* [Directions for this task]: Write out every entry exactly as it stands.

Entries with figure data:
________________________

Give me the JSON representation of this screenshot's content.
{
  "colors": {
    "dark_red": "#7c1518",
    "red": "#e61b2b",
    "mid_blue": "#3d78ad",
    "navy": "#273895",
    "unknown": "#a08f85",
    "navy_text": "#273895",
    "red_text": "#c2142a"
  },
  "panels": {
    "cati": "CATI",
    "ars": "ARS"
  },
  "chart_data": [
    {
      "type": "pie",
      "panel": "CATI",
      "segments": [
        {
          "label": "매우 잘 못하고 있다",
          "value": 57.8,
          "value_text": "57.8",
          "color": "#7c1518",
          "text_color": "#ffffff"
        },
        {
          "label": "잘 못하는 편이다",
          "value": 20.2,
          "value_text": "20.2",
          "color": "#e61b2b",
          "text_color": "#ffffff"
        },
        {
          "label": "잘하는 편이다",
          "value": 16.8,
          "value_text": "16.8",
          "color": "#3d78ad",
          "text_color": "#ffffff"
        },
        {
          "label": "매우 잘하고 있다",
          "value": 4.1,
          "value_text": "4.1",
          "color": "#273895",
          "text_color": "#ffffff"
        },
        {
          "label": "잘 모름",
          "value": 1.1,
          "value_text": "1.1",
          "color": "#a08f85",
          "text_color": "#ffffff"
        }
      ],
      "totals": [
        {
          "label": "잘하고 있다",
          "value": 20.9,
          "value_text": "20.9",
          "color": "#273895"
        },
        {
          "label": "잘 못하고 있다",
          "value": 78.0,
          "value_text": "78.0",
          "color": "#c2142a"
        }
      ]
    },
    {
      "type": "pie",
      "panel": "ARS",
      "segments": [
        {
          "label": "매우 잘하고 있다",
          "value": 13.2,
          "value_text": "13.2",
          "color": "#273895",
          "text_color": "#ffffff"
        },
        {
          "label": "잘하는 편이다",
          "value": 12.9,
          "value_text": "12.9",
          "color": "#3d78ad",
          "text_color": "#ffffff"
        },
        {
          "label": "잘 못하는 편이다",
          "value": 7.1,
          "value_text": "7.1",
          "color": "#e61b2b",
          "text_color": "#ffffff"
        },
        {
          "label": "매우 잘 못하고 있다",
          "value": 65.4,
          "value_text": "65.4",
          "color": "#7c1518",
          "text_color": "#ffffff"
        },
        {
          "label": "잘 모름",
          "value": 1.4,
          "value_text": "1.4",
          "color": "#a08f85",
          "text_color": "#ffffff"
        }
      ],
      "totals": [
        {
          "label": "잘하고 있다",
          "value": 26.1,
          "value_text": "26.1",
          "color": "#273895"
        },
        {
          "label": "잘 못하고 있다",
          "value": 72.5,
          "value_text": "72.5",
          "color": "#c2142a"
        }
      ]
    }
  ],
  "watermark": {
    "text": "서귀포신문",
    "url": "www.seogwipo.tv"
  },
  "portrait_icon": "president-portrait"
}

________________________

* [The reply]:
Give me the JSON representation of this screenshot's content.
{
  "colors": {
    "dark_red": "#7c1518",
    "red": "#e61b2b",
    "mid_blue": "#3d78ad",
    "navy": "#273895",
    "unknown": "#a08f85",
    "navy_text": "#273895",
    "red_text": "#c2142a"
  },
  "panels": {
    "cati": "CATI",
    "ars": "ARS"
  },
  "chart_data": [
    {
      "type": "pie",
      "panel": "CATI",
      "segments": [
        {
          "label": "매우 잘 못하고 있다",
          "value": 57.8,
          "value_text": "57.8",
          "color": "#7c1518",
          "text_color": "#ffffff"
        },
        {
          "label": "잘 못하는 편이다",
          "value": 20.2,
          "value_text": "20.2",
          "color": "#e61b2b",
          "text_color": "#ffffff"
        },
        {
          "label": "잘하는 편이다",
          "value": 16.8,
          "value_text": "16.8",
          "color": "#3d78ad",
          "text_color": "#ffffff"
        },
        {
          "label": "매우 잘하고 있다",
          "value": 4.1,
          "value_text": "4.1",
          "color": "#273895",
          "text_color": "#ffffff"
        },
        {
          "label": "잘 모름",
          "value": 1.1,
          "value_text": "1.1",
          "color": "#a08f85",
          "text_color": "#ffffff"
        }
      ],
      "totals": [
        {
          "label": "잘하고 있다",
          "value": 20.9,
          "value_text": "20.9",
          "color": "#273895"
        },
        {
          "label": "잘 못하고 있다",
          "value": 78.0,
          "value_text": "78.0",
          "color": "#c2142a"
        }
      ]
    },
    {
      "type": "pie",
      "panel": "ARS",
      "segments": [
        {
          "label": "매우 잘하고 있다",
          "value": 13.2,
          "value_text": "13.2",
          "color": "#273895",
          "text_color": "#ffffff"
        },
        {
          "label": "잘하는 편이다",
          "value": 12.9,
          "value_text": "12.9",
          "color": "#3d78ad",
          "text_color": "#ffffff"
        },
        {
          "label": "잘 못하는 편이다",
          "value": 7.1,
          "value_text": "7.1",
          "color": "#e61b2b",
          "text_color": "#ffffff"
        },
        {
          "label": "매우 잘 못하고 있다",
          "value": 65.4,
          "value_text": "65.4",
          "color": "#7c1518",
          "text_color": "#ffffff"
        },
        {
          "label": "잘 모름",
          "value": 1.4,
          "value_text": "1.4",
          "color": "#a08f85",
          "text_color": "#ffffff"
        }
      ],
      "totals": [
        {
          "label": "잘하고 있다",
          "value": 26.1,
          "value_text": "26.1",
          "color": "#273895"
        },
        {
          "label": "잘 못하고 있다",
          "value": 72.5,
          "value_text": "72.5",
          "color": "#c2142a"
        }
      ]
    }
  ],
  "watermark": {
    "text": "서귀포신문",
    "url": "www.seogwipo.tv"
  },
  "portrait_icon": "president-portrait"
}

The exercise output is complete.